Records:
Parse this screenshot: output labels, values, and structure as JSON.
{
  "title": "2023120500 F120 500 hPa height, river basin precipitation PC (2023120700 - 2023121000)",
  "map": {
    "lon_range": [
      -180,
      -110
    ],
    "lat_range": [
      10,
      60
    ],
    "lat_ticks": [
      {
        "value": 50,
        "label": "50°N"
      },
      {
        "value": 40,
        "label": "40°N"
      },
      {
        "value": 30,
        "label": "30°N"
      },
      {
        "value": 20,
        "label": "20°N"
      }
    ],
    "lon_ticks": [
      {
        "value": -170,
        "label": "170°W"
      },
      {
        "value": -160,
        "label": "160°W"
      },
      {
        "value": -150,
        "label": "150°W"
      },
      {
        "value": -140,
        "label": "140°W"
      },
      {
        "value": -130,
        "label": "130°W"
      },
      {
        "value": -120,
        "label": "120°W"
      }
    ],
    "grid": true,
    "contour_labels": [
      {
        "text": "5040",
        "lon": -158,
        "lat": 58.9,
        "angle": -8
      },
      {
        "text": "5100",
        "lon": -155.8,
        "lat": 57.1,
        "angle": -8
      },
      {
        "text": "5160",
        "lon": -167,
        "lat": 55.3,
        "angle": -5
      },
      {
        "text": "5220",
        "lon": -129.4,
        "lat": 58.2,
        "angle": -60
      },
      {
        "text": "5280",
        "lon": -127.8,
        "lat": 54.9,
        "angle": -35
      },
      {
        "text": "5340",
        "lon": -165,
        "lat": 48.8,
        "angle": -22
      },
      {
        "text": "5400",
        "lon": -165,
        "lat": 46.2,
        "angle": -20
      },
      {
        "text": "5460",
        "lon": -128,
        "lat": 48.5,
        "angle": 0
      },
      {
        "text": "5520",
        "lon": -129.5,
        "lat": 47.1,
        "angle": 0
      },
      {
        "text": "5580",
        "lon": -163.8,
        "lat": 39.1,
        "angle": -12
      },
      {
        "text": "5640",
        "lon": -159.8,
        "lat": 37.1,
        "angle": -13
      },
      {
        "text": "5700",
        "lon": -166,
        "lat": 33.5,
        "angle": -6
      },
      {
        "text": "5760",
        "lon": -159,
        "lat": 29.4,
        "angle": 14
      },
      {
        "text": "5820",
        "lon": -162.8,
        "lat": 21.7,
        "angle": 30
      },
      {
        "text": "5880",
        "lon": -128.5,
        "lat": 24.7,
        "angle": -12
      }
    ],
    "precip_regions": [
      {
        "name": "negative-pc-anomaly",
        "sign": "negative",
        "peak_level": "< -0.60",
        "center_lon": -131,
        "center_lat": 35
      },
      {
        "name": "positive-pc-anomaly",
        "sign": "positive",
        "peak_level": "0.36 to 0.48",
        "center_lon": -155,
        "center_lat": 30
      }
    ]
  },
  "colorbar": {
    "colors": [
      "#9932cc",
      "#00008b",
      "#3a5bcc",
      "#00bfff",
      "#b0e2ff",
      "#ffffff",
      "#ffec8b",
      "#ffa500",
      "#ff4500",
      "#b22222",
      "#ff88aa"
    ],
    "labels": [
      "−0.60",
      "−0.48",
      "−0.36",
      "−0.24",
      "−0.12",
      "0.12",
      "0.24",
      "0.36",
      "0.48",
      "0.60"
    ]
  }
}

◆ WHAT IS ASKED
Extract each entry in full, exactly as given.

◆ THE REPLY
Parse this screenshot: output labels, values, and structure as JSON.
{
  "title": "2023120500 F120 500 hPa height, river basin precipitation PC (2023120700 - 2023121000)",
  "map": {
    "lon_range": [
      -180,
      -110
    ],
    "lat_range": [
      10,
      60
    ],
    "lat_ticks": [
      {
        "value": 50,
        "label": "50°N"
      },
      {
        "value": 40,
        "label": "40°N"
      },
      {
        "value": 30,
        "label": "30°N"
      },
      {
        "value": 20,
        "label": "20°N"
      }
    ],
    "lon_ticks": [
      {
        "value": -170,
        "label": "170°W"
      },
      {
        "value": -160,
        "label": "160°W"
      },
      {
        "value": -150,
        "label": "150°W"
      },
      {
        "value": -140,
        "label": "140°W"
      },
      {
        "value": -130,
        "label": "130°W"
      },
      {
        "value": -120,
        "label": "120°W"
      }
    ],
    "grid": true,
    "contour_labels": [
      {
        "text": "5040",
        "lon": -158,
        "lat": 58.9,
        "angle": -8
      },
      {
        "text": "5100",
        "lon": -155.8,
        "lat": 57.1,
        "angle": -8
      },
      {
        "text": "5160",
        "lon": -167,
        "lat": 55.3,
        "angle": -5
      },
      {
        "text": "5220",
        "lon": -129.4,
        "lat": 58.2,
        "angle": -60
      },
      {
        "text": "5280",
        "lon": -127.8,
        "lat": 54.9,
        "angle": -35
      },
      {
        "text": "5340",
        "lon": -165,
        "lat": 48.8,
        "angle": -22
      },
      {
        "text": "5400",
        "lon": -165,
        "lat": 46.2,
        "angle": -20
      },
      {
        "text": "5460",
        "lon": -128,
        "lat": 48.5,
        "angle": 0
      },
      {
        "text": "5520",
        "lon": -129.5,
        "lat": 47.1,
        "angle": 0
      },
      {
        "text": "5580",
        "lon": -163.8,
        "lat": 39.1,
        "angle": -12
      },
      {
        "text": "5640",
        "lon": -159.8,
        "lat": 37.1,
        "angle": -13
      },
      {
        "text": "5700",
        "lon": -166,
        "lat": 33.5,
        "angle": -6
      },
      {
        "text": "5760",
        "lon": -159,
        "lat": 29.4,
        "angle": 14
      },
      {
        "text": "5820",
        "lon": -162.8,
        "lat": 21.7,
        "angle": 30
      },
      {
        "text": "5880",
        "lon": -128.5,
        "lat": 24.7,
        "angle": -12
      }
    ],
    "precip_regions": [
      {
        "name": "negative-pc-anomaly",
        "sign": "negative",
        "peak_level": "< -0.60",
        "center_lon": -131,
        "center_lat": 35
      },
      {
        "name": "positive-pc-anomaly",
        "sign": "positive",
        "peak_level": "0.36 to 0.48",
        "center_lon": -155,
        "center_lat": 30
      }
    ]
  },
  "colorbar": {
    "colors": [
      "#9932cc",
      "#00008b",
      "#3a5bcc",
      "#00bfff",
      "#b0e2ff",
      "#ffffff",
      "#ffec8b",
      "#ffa500",
      "#ff4500",
      "#b22222",
      "#ff88aa"
    ],
    "labels": [
      "−0.60",
      "−0.48",
      "−0.36",
      "−0.24",
      "−0.12",
      "0.12",
      "0.24",
      "0.36",
      "0.48",
      "0.60"
    ]
  }
}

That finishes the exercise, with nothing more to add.